### Aim of the exercise
Scan the records for "element". Report each line that includes it.

Exercise data START

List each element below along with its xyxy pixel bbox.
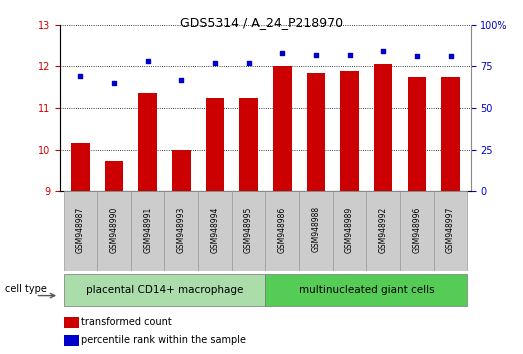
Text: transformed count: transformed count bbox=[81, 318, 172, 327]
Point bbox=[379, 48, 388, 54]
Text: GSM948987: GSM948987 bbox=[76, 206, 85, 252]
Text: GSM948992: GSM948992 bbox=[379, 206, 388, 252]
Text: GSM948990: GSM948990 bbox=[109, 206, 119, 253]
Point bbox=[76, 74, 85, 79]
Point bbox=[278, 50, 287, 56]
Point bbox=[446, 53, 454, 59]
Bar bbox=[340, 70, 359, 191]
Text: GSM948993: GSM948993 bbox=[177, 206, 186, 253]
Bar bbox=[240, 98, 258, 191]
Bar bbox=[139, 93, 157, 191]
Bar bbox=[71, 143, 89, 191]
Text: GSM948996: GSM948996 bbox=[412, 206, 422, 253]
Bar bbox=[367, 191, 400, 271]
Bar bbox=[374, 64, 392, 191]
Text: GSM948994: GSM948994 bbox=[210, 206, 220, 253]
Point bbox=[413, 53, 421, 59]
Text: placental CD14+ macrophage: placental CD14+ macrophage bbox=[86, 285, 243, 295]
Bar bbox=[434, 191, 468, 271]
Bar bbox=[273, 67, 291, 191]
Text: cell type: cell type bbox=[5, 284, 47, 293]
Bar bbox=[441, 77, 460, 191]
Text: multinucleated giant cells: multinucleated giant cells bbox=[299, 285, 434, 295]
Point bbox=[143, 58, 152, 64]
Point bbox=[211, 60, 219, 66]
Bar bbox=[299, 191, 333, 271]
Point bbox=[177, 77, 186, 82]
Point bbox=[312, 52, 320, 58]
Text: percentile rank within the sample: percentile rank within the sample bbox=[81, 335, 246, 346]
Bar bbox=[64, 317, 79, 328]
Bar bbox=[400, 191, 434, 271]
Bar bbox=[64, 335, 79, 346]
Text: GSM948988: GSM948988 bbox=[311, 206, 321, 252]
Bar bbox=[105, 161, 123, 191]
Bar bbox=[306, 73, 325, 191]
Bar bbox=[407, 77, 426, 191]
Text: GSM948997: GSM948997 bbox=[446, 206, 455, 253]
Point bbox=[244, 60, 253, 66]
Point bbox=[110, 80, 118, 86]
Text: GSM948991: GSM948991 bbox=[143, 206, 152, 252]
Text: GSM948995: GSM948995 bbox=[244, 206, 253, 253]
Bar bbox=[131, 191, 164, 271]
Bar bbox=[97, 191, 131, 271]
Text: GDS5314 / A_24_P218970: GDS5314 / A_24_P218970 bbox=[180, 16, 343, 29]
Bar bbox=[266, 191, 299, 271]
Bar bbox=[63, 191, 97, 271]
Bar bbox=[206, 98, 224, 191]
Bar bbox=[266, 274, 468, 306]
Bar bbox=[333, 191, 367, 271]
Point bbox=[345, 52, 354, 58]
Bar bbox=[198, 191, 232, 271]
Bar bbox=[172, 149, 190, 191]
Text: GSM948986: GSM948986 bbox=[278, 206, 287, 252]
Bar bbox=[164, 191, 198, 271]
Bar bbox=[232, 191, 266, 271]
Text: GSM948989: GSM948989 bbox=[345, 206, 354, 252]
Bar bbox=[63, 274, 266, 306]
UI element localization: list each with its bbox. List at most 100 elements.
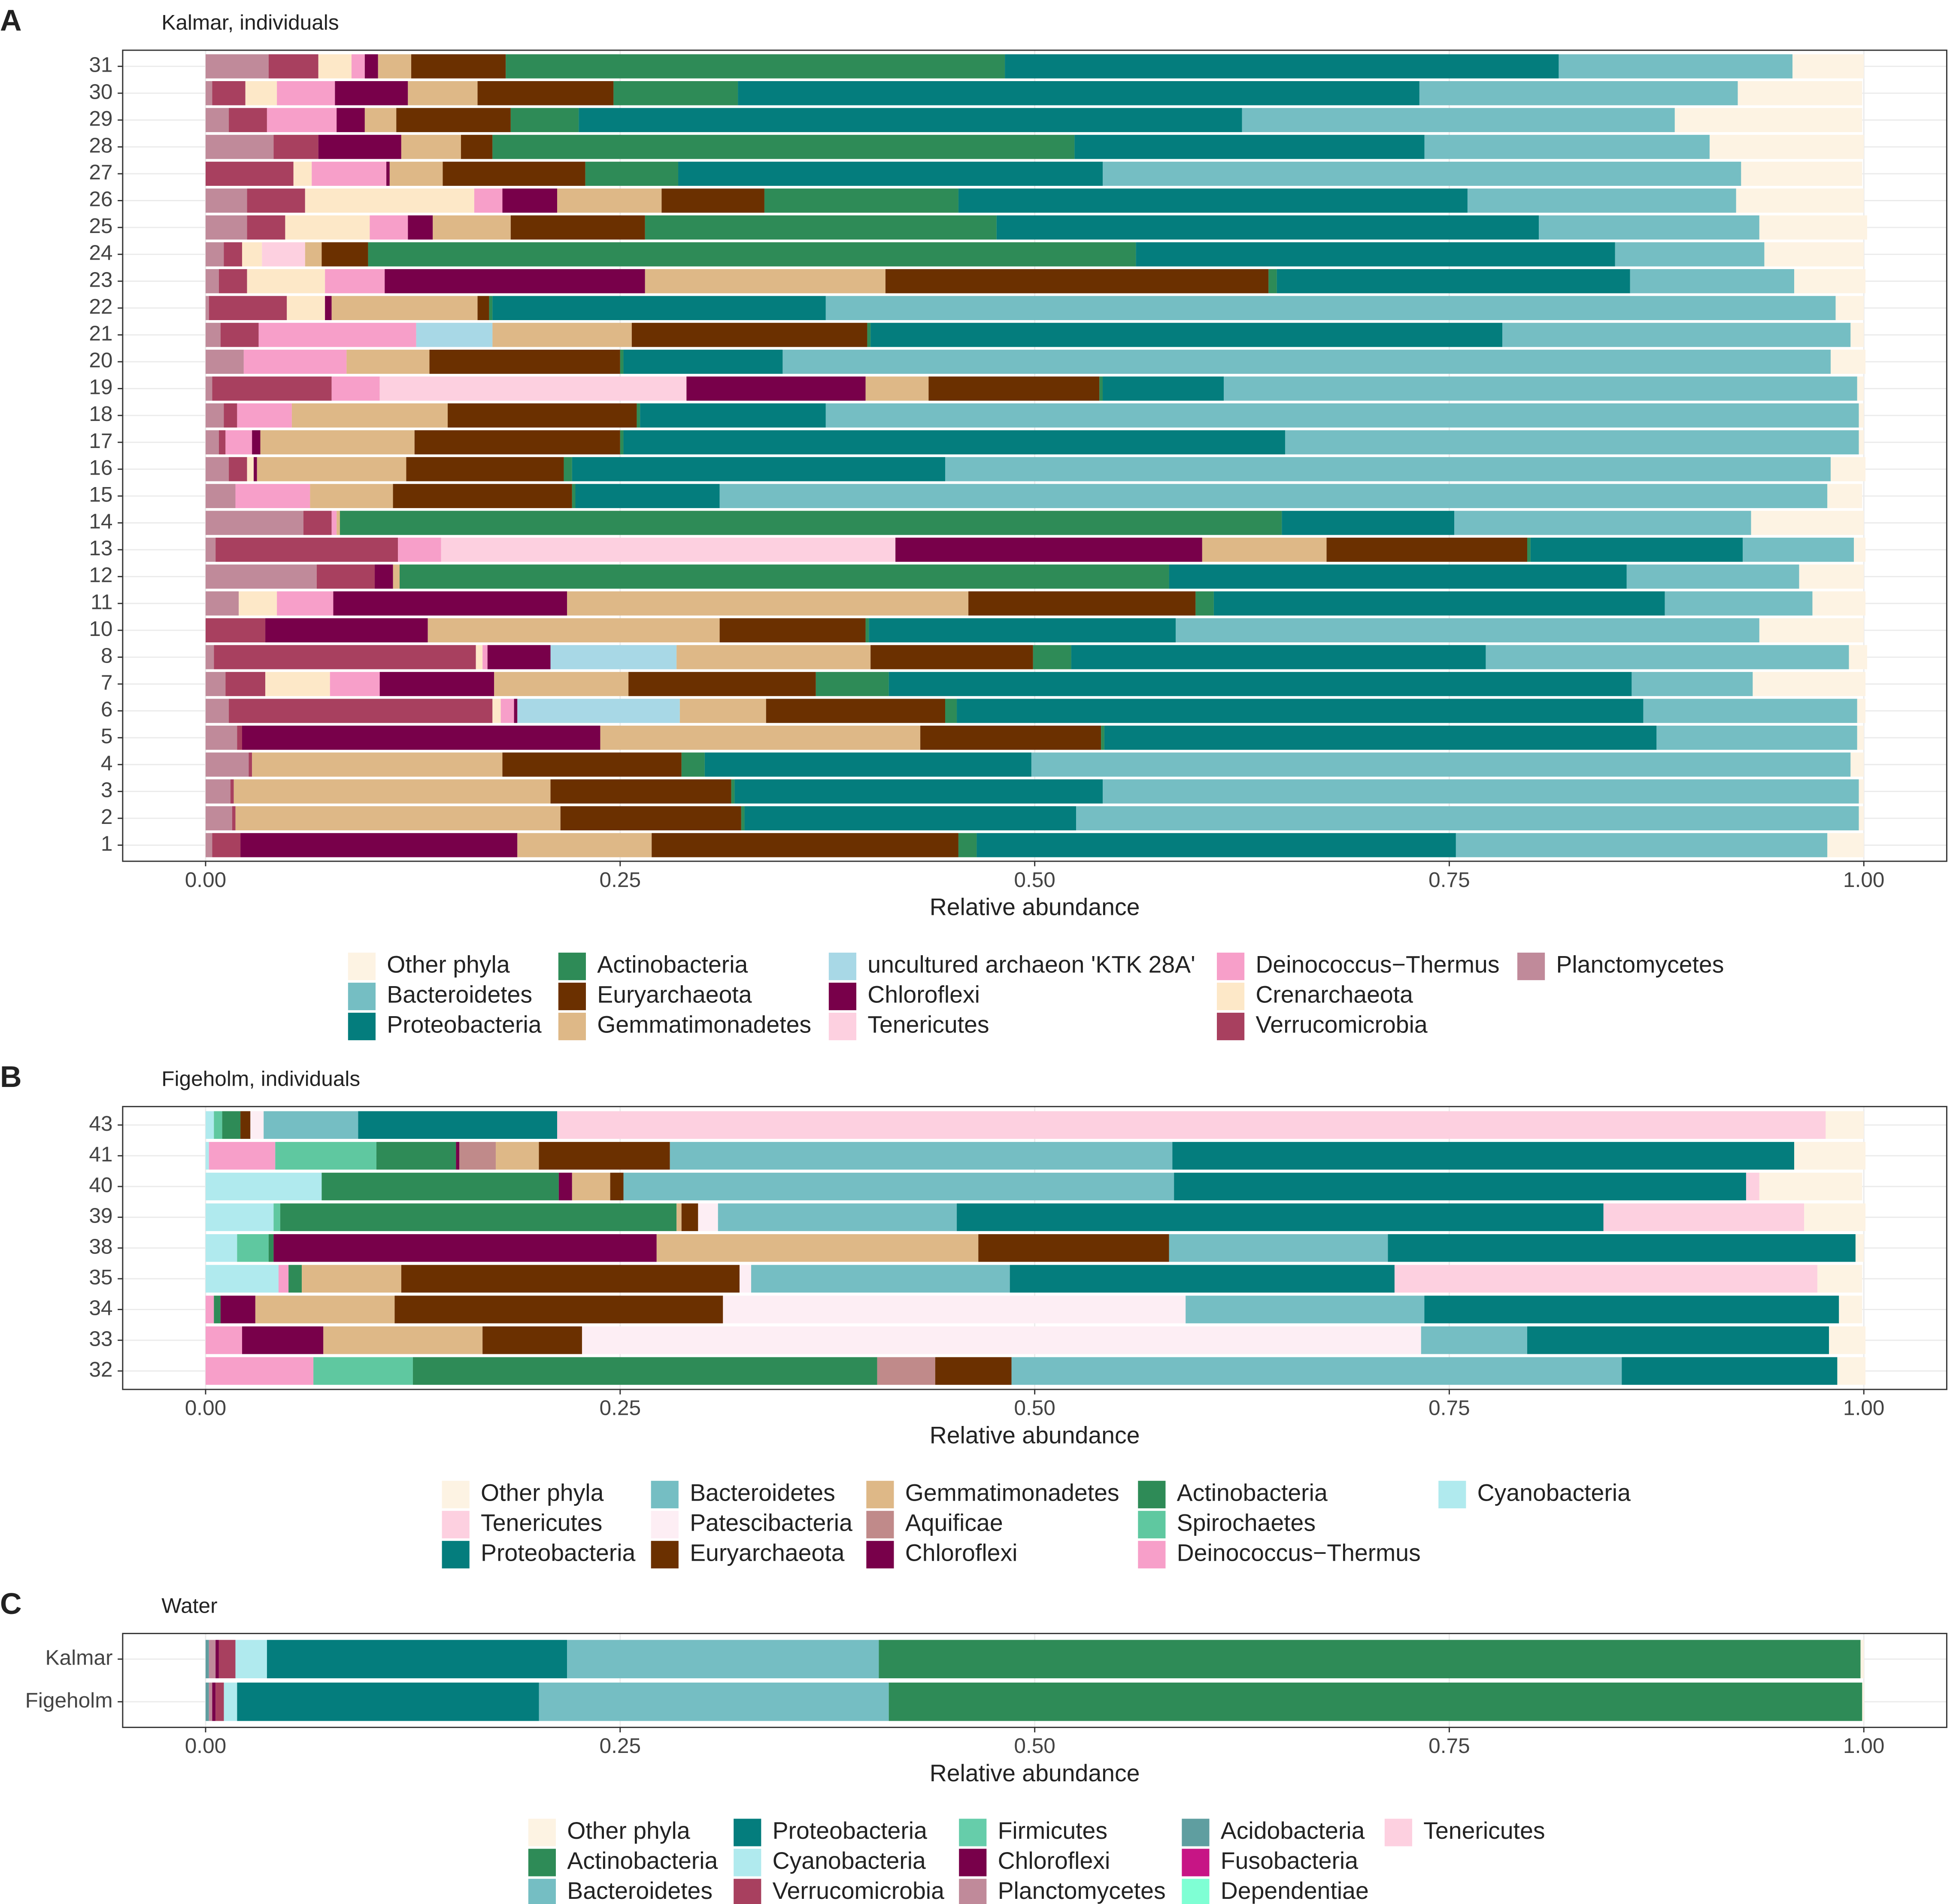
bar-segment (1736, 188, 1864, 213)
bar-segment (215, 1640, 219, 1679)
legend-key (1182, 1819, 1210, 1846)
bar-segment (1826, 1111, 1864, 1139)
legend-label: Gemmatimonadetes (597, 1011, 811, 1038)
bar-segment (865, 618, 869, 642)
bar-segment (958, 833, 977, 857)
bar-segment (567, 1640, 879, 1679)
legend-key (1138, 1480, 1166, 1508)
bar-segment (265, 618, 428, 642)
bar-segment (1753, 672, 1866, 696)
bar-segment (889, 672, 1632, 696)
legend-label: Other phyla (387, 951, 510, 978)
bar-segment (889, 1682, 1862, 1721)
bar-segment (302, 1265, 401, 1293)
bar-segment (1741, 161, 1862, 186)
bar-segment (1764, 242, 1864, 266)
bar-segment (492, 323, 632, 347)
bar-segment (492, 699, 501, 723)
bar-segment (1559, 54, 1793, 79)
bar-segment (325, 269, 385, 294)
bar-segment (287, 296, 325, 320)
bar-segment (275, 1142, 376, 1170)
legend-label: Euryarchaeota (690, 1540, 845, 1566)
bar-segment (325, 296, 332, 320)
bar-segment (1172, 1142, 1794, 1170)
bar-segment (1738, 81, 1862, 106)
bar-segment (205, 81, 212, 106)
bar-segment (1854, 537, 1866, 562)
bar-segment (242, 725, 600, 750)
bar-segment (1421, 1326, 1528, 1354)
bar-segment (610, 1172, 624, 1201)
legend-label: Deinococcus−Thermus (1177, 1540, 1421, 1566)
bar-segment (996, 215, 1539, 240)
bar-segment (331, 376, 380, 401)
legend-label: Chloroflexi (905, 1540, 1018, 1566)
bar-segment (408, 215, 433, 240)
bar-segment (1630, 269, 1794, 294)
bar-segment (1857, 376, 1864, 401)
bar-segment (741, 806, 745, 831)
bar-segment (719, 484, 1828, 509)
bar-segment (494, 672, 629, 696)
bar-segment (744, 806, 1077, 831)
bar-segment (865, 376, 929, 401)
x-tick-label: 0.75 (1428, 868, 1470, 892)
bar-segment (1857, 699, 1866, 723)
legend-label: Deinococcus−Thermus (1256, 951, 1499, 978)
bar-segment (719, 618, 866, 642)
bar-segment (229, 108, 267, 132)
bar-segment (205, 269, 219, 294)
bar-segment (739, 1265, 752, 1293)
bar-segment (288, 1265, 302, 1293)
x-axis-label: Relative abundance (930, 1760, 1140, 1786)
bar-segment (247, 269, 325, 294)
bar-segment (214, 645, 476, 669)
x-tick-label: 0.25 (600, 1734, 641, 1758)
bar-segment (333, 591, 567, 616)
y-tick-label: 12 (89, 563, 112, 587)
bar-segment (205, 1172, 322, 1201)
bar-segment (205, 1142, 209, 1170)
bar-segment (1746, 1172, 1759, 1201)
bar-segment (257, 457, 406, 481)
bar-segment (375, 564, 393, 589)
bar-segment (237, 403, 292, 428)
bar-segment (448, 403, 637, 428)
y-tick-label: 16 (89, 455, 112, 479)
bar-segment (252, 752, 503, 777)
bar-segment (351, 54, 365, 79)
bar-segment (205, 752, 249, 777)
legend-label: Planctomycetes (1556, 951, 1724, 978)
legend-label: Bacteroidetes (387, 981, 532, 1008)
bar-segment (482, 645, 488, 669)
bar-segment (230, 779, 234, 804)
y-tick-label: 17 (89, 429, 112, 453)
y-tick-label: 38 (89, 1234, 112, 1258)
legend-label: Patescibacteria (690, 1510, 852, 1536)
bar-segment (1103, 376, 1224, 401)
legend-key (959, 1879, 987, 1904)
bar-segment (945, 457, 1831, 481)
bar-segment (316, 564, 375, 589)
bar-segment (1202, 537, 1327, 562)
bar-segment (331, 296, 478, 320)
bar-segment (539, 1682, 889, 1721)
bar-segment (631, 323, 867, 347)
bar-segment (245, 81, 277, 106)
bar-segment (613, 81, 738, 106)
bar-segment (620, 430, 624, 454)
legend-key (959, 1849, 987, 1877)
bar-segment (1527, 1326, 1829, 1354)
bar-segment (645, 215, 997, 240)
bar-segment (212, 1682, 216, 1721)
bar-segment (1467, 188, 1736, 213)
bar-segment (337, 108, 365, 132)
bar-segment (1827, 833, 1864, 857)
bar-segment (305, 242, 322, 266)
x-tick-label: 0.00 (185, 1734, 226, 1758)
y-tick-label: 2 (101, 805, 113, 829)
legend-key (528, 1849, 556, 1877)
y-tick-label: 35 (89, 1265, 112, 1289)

Exercise data END

### Output of the exercise
List each element below along with its xyxy pixel bbox.
UI element localization: list each with its bbox. List at most 100 elements.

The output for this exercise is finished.